*To do*
Omit the pictures and output every entry below exactly as written.

*Dataset records*
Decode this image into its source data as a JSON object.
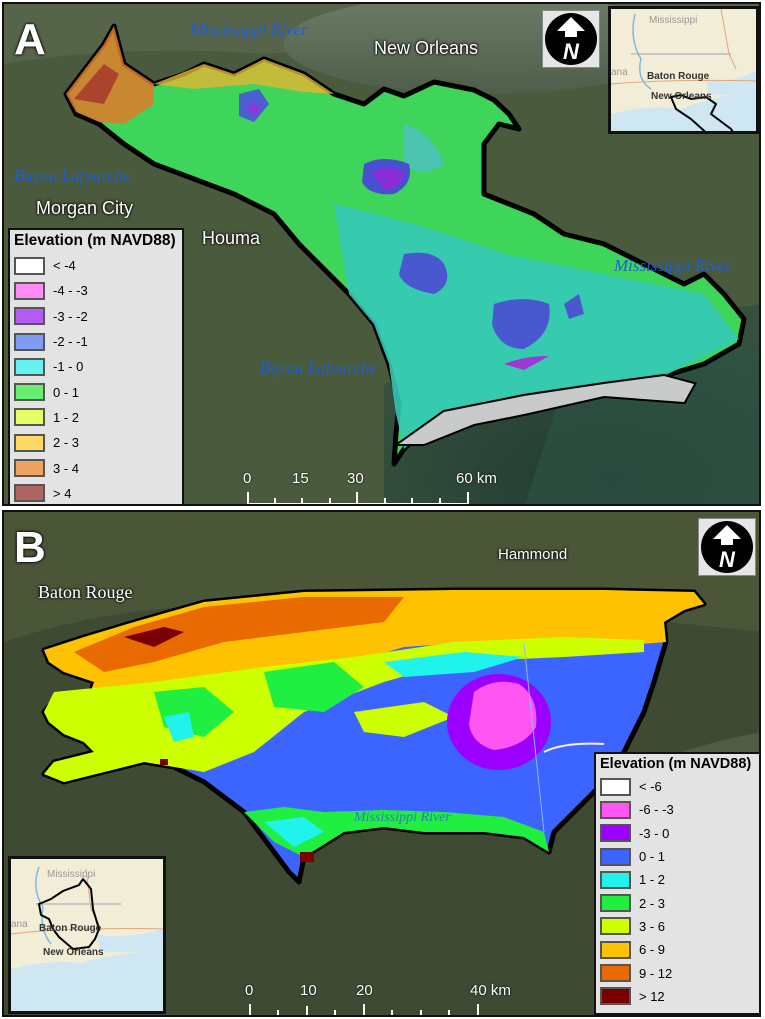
{
  "figure": {
    "panels": [
      {
        "id": "A",
        "letter": "A",
        "place_labels": {
          "new_orleans": "New Orleans",
          "morgan_city": "Morgan City",
          "houma": "Houma"
        },
        "river_labels": {
          "mississippi_top": "Mississippi River",
          "mississippi_right": "Mississippi River",
          "bayou_left": "Bayou Lafourche",
          "bayou_bottom": "Bayou Lafourche"
        },
        "legend": {
          "title": "Elevation (m NAVD88)",
          "items": [
            {
              "label": "< -4",
              "color": "#ffffff"
            },
            {
              "label": "-4 - -3",
              "color": "#ff8cf5"
            },
            {
              "label": "-3 - -2",
              "color": "#b25cf5"
            },
            {
              "label": "-2 - -1",
              "color": "#7f9cf2"
            },
            {
              "label": "-1 - 0",
              "color": "#66f2f0"
            },
            {
              "label": "0 - 1",
              "color": "#66ee70"
            },
            {
              "label": "1 - 2",
              "color": "#e4ff66"
            },
            {
              "label": "2 - 3",
              "color": "#ffd966"
            },
            {
              "label": "3 - 4",
              "color": "#eea262"
            },
            {
              "label": "> 4",
              "color": "#b06565"
            }
          ]
        },
        "scale_bar": {
          "ticks": [
            "0",
            "15",
            "30",
            "60 km"
          ],
          "unit": "km"
        },
        "inset": {
          "labels": {
            "state_north": "Mississippi",
            "state_west": "ana",
            "city1": "Baton Rouge",
            "city2": "New Orleans"
          }
        },
        "north_arrow": {
          "glyph": "N",
          "icon": "north-arrow-icon"
        }
      },
      {
        "id": "B",
        "letter": "B",
        "place_labels": {
          "baton_rouge": "Baton Rouge",
          "hammond": "Hammond"
        },
        "river_labels": {
          "mississippi_center": "Mississippi River"
        },
        "legend": {
          "title": "Elevation (m NAVD88)",
          "items": [
            {
              "label": "< -6",
              "color": "#ffffff"
            },
            {
              "label": "-6 - -3",
              "color": "#ff55f2"
            },
            {
              "label": "-3 - 0",
              "color": "#9b00ff"
            },
            {
              "label": "0 - 1",
              "color": "#3c64ff"
            },
            {
              "label": "1 - 2",
              "color": "#20f2ec"
            },
            {
              "label": "2 - 3",
              "color": "#20ee40"
            },
            {
              "label": "3 - 6",
              "color": "#ccff00"
            },
            {
              "label": "6 - 9",
              "color": "#ffc200"
            },
            {
              "label": "9 - 12",
              "color": "#e86a00"
            },
            {
              "label": "> 12",
              "color": "#7a0000"
            }
          ]
        },
        "scale_bar": {
          "ticks": [
            "0",
            "10",
            "20",
            "40 km"
          ],
          "unit": "km"
        },
        "inset": {
          "labels": {
            "state_north": "Mississippi",
            "state_west": "ana",
            "city1": "Baton Rouge",
            "city2": "New Orleans"
          }
        },
        "north_arrow": {
          "glyph": "N",
          "icon": "north-arrow-icon"
        }
      }
    ]
  }
}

*Written answer*
Decode this image into its source data as a JSON object.
{
  "figure": {
    "panels": [
      {
        "id": "A",
        "letter": "A",
        "place_labels": {
          "new_orleans": "New Orleans",
          "morgan_city": "Morgan City",
          "houma": "Houma"
        },
        "river_labels": {
          "mississippi_top": "Mississippi River",
          "mississippi_right": "Mississippi River",
          "bayou_left": "Bayou Lafourche",
          "bayou_bottom": "Bayou Lafourche"
        },
        "legend": {
          "title": "Elevation (m NAVD88)",
          "items": [
            {
              "label": "< -4",
              "color": "#ffffff"
            },
            {
              "label": "-4 - -3",
              "color": "#ff8cf5"
            },
            {
              "label": "-3 - -2",
              "color": "#b25cf5"
            },
            {
              "label": "-2 - -1",
              "color": "#7f9cf2"
            },
            {
              "label": "-1 - 0",
              "color": "#66f2f0"
            },
            {
              "label": "0 - 1",
              "color": "#66ee70"
            },
            {
              "label": "1 - 2",
              "color": "#e4ff66"
            },
            {
              "label": "2 - 3",
              "color": "#ffd966"
            },
            {
              "label": "3 - 4",
              "color": "#eea262"
            },
            {
              "label": "> 4",
              "color": "#b06565"
            }
          ]
        },
        "scale_bar": {
          "ticks": [
            "0",
            "15",
            "30",
            "60 km"
          ],
          "unit": "km"
        },
        "inset": {
          "labels": {
            "state_north": "Mississippi",
            "state_west": "ana",
            "city1": "Baton Rouge",
            "city2": "New Orleans"
          }
        },
        "north_arrow": {
          "glyph": "N",
          "icon": "north-arrow-icon"
        }
      },
      {
        "id": "B",
        "letter": "B",
        "place_labels": {
          "baton_rouge": "Baton Rouge",
          "hammond": "Hammond"
        },
        "river_labels": {
          "mississippi_center": "Mississippi River"
        },
        "legend": {
          "title": "Elevation (m NAVD88)",
          "items": [
            {
              "label": "< -6",
              "color": "#ffffff"
            },
            {
              "label": "-6 - -3",
              "color": "#ff55f2"
            },
            {
              "label": "-3 - 0",
              "color": "#9b00ff"
            },
            {
              "label": "0 - 1",
              "color": "#3c64ff"
            },
            {
              "label": "1 - 2",
              "color": "#20f2ec"
            },
            {
              "label": "2 - 3",
              "color": "#20ee40"
            },
            {
              "label": "3 - 6",
              "color": "#ccff00"
            },
            {
              "label": "6 - 9",
              "color": "#ffc200"
            },
            {
              "label": "9 - 12",
              "color": "#e86a00"
            },
            {
              "label": "> 12",
              "color": "#7a0000"
            }
          ]
        },
        "scale_bar": {
          "ticks": [
            "0",
            "10",
            "20",
            "40 km"
          ],
          "unit": "km"
        },
        "inset": {
          "labels": {
            "state_north": "Mississippi",
            "state_west": "ana",
            "city1": "Baton Rouge",
            "city2": "New Orleans"
          }
        },
        "north_arrow": {
          "glyph": "N",
          "icon": "north-arrow-icon"
        }
      }
    ]
  }
}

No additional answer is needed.